(Given entries begins)

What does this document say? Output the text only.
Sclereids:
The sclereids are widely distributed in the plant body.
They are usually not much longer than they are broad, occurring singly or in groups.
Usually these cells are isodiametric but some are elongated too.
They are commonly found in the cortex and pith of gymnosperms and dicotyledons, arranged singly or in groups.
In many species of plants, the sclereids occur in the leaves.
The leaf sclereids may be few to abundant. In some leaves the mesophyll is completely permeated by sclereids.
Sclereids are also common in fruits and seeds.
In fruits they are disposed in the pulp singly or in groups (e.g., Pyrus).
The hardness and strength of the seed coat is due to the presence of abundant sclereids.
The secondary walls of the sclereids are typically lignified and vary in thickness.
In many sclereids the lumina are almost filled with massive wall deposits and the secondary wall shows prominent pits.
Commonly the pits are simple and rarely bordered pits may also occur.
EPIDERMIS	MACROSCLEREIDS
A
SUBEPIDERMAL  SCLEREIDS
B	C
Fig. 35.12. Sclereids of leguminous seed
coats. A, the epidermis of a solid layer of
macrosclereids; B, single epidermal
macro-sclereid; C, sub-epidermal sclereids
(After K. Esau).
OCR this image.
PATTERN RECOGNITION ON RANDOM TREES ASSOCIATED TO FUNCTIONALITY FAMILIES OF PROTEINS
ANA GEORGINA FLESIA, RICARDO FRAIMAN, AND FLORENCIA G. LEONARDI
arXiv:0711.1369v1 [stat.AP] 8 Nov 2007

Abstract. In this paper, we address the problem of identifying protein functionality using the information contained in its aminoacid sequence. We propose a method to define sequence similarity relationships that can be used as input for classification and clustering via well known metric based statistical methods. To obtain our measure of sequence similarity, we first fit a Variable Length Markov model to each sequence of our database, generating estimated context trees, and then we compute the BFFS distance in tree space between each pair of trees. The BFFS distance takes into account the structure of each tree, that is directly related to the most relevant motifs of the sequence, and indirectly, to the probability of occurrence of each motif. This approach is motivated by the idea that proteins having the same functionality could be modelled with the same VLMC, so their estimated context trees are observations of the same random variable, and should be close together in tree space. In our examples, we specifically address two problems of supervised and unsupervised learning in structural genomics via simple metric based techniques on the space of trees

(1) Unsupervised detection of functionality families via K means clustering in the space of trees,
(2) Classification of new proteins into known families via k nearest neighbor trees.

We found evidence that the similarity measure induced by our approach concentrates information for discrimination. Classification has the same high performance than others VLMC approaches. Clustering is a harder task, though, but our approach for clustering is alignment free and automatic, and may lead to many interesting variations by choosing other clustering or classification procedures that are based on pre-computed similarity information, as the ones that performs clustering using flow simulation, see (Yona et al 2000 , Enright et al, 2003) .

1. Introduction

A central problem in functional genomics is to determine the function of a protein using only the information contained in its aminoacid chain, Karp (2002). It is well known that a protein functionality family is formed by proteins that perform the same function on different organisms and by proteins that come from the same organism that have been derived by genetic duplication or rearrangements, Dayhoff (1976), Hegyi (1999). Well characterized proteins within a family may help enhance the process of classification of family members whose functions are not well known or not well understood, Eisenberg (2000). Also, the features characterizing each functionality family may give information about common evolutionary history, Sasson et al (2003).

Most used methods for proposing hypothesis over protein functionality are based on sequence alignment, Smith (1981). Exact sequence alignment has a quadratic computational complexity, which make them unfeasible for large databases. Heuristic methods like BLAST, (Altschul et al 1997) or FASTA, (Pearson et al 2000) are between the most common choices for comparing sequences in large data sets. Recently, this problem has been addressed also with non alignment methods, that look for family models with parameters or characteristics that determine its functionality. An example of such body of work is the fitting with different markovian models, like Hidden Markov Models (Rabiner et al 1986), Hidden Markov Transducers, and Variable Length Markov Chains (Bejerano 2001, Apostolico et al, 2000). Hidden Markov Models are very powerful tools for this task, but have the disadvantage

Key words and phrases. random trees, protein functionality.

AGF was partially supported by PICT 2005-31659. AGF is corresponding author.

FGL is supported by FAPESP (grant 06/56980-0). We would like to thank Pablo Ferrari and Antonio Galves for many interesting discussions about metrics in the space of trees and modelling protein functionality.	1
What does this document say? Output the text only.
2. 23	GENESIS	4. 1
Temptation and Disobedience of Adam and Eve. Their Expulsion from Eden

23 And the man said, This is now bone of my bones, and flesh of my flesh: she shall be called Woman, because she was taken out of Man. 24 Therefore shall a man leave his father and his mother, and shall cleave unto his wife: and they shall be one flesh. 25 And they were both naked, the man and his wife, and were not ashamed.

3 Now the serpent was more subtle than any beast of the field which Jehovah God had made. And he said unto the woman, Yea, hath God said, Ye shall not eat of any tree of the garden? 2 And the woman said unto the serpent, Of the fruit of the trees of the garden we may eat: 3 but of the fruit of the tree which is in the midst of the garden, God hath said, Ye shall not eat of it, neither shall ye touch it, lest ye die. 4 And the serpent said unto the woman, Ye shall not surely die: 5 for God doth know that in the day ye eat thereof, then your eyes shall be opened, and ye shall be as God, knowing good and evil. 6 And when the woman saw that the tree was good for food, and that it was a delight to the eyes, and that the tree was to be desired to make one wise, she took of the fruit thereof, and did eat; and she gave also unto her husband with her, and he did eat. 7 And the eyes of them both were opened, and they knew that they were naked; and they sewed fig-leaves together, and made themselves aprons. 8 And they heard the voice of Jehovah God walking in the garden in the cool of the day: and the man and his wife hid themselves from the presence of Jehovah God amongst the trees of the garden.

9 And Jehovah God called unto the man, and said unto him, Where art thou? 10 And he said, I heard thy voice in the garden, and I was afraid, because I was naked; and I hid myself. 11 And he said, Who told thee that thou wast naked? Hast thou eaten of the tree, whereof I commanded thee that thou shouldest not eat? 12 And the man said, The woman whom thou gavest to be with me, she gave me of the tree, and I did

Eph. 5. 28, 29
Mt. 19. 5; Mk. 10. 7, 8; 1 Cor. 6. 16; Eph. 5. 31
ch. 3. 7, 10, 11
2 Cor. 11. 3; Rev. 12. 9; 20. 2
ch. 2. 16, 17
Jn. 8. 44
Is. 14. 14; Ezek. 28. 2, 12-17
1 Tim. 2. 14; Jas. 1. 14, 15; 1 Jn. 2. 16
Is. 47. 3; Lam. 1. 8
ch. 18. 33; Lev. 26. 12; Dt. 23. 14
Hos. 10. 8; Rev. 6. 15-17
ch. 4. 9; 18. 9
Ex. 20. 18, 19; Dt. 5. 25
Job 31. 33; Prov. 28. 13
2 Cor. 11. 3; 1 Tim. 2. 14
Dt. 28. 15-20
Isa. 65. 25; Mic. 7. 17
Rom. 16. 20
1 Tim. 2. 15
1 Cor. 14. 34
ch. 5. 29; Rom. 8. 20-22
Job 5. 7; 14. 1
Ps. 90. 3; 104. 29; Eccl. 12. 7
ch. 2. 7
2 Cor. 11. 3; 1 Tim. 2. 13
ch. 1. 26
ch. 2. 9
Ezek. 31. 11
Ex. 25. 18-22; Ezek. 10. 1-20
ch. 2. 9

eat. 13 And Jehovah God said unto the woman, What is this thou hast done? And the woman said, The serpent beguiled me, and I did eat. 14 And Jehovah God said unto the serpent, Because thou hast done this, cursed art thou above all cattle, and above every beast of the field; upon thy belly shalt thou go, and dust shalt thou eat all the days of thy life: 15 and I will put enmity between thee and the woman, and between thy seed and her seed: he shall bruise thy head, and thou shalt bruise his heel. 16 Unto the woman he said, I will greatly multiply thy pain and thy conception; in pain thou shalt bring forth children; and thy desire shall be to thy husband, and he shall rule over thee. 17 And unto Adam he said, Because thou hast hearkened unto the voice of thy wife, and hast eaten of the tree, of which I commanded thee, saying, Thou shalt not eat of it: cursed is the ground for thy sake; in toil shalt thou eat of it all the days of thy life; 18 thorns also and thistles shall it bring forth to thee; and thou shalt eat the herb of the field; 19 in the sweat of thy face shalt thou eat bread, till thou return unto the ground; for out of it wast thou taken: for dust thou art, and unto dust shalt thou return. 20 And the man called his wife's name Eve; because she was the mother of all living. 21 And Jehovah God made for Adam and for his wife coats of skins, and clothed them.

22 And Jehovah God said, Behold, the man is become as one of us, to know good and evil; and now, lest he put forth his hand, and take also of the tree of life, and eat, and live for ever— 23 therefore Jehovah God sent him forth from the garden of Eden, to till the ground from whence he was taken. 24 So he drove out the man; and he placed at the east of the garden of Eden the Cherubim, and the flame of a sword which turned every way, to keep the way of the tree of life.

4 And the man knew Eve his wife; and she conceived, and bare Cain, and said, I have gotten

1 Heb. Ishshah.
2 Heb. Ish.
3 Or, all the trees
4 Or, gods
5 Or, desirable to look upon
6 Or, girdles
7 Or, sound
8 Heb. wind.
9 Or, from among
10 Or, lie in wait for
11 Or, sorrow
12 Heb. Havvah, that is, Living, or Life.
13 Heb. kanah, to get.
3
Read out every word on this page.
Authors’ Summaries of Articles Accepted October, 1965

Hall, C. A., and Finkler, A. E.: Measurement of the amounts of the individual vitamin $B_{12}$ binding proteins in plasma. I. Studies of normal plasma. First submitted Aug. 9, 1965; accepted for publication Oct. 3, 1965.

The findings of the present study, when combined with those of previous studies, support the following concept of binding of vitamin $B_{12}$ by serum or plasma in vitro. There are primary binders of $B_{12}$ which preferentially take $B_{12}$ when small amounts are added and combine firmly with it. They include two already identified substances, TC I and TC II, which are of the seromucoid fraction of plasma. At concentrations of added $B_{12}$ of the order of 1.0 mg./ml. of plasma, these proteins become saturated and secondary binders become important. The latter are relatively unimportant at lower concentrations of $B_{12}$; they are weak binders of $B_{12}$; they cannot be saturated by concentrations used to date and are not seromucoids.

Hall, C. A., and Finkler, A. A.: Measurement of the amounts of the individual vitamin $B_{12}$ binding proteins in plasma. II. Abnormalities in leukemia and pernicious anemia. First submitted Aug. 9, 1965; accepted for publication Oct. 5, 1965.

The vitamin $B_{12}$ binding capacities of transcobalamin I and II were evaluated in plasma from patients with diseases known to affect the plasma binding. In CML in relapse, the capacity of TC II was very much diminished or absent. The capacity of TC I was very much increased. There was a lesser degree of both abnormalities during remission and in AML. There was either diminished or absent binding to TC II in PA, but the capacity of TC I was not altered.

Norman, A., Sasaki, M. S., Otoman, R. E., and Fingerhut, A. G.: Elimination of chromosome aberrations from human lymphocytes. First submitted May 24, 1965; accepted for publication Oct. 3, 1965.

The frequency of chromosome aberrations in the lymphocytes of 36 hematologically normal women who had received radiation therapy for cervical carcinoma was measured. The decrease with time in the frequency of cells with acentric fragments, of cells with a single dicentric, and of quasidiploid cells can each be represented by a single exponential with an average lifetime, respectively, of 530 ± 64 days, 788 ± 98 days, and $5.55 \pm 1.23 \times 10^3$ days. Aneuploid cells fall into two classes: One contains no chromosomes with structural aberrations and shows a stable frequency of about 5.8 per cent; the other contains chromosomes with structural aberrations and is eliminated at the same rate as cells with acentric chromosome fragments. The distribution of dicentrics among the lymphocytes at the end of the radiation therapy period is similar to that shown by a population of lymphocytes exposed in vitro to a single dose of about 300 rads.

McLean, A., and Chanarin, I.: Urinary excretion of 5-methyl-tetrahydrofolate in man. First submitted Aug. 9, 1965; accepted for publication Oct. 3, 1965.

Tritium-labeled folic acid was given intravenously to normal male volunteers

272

(Given entries ends)

• **Problem**
Please give the number of lines in the listing above where "different" appears, and nothing else.

• **Written solution**
2